## [Exercise requirements]
Here are some records; copy every line that holds the word "this".

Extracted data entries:
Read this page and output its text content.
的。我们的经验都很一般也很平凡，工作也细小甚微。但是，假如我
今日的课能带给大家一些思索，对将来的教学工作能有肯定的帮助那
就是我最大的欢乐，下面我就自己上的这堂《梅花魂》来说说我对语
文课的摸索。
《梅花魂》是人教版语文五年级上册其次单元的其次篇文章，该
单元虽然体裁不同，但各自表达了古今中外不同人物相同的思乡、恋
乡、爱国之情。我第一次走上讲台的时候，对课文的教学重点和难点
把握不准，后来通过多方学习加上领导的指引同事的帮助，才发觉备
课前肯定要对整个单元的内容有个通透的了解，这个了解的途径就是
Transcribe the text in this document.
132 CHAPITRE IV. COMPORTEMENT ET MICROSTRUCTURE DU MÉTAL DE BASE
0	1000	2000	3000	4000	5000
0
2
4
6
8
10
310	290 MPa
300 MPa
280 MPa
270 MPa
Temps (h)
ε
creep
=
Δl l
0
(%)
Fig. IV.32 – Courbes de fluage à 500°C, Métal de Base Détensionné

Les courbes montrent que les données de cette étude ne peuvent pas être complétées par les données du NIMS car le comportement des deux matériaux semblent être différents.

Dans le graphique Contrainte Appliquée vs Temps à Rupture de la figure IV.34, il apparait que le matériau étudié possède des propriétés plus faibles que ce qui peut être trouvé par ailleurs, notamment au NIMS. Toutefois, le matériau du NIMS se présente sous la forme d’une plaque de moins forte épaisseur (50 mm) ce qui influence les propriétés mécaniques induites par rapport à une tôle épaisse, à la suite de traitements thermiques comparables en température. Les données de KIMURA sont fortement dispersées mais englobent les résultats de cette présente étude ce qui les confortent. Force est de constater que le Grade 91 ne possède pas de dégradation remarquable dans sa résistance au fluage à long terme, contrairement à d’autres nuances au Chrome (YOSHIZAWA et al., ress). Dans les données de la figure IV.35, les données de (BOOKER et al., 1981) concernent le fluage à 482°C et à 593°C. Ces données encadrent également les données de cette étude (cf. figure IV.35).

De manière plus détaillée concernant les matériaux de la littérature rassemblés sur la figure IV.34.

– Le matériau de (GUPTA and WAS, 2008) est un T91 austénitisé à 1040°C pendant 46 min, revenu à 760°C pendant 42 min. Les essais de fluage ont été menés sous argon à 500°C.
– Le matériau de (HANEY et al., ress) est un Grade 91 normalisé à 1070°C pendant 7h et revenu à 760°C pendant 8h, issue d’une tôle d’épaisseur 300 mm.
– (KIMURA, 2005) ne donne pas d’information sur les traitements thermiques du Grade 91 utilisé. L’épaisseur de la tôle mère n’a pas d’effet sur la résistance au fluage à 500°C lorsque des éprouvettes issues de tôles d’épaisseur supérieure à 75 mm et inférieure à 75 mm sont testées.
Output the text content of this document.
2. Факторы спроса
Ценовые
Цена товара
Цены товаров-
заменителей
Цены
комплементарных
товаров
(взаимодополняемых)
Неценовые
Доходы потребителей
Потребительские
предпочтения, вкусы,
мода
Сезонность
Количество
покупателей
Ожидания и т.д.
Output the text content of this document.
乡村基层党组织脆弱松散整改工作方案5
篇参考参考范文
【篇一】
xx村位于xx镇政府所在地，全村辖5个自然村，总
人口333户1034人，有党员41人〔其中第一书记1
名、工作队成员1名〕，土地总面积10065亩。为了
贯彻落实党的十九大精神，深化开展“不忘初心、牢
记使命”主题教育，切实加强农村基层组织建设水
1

## [Expected output]
Read this page and output its text content.
Transcribe the text in this document.
Output the text content of this document.
Output the text content of this document.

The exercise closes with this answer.